-- Start of Dataset extract --

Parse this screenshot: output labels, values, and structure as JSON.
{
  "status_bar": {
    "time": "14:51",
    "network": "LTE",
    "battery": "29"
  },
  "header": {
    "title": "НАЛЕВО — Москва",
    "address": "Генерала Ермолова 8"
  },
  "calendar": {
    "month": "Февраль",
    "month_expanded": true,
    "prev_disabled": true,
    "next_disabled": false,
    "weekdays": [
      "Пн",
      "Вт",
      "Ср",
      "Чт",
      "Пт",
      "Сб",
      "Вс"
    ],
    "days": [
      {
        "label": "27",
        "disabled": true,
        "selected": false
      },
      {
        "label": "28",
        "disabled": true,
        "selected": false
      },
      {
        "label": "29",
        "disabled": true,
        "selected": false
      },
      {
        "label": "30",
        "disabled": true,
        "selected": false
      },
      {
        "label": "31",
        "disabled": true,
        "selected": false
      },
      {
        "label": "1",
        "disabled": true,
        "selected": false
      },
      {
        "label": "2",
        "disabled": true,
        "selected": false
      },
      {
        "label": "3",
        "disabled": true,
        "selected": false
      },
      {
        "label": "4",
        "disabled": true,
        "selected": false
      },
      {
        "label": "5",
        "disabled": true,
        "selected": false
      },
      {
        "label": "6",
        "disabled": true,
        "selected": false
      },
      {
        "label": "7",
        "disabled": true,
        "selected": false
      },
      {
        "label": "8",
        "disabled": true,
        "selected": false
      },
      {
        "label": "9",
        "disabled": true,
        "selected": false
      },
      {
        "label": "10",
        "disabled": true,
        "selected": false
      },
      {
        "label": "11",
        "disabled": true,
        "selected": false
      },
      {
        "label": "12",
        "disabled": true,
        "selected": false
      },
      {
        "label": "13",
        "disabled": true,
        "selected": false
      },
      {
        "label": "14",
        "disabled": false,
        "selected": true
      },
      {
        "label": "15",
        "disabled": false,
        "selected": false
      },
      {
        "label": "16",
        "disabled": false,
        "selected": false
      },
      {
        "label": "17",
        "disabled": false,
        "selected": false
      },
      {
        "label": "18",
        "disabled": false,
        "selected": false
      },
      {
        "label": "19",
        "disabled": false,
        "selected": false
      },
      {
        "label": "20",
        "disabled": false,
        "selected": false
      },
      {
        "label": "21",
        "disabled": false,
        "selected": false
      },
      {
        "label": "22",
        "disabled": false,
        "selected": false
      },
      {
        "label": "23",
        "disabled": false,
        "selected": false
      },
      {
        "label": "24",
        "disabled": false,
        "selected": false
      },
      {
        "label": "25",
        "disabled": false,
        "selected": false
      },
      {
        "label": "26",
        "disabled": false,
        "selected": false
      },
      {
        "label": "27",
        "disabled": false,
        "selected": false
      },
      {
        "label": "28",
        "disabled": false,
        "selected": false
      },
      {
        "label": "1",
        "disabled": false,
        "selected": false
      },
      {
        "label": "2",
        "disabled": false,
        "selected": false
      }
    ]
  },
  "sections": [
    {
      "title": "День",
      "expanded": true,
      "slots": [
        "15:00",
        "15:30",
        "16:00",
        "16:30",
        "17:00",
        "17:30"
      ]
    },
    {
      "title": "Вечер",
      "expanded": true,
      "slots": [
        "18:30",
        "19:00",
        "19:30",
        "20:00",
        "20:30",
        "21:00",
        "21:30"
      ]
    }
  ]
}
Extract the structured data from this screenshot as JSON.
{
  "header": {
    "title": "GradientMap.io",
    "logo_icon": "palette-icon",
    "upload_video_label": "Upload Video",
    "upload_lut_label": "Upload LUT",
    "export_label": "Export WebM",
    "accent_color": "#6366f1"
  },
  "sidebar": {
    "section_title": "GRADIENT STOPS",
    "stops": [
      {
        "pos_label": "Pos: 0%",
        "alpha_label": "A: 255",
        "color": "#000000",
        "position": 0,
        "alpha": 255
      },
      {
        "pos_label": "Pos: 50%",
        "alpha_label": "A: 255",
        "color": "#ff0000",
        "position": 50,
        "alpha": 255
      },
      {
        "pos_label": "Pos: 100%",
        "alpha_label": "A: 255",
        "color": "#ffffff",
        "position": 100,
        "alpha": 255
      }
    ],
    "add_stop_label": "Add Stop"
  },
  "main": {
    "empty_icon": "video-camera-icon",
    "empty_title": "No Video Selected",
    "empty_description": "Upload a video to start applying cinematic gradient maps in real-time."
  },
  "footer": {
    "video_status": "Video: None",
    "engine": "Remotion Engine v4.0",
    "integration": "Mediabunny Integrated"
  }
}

-- End of Dataset extract --

Problem statement:
Gather all lines from the listing above in which "screenshot" occurs.

The answer:
Parse this screenshot: output labels, values, and structure as JSON.
Extract the structured data from this screenshot as JSON.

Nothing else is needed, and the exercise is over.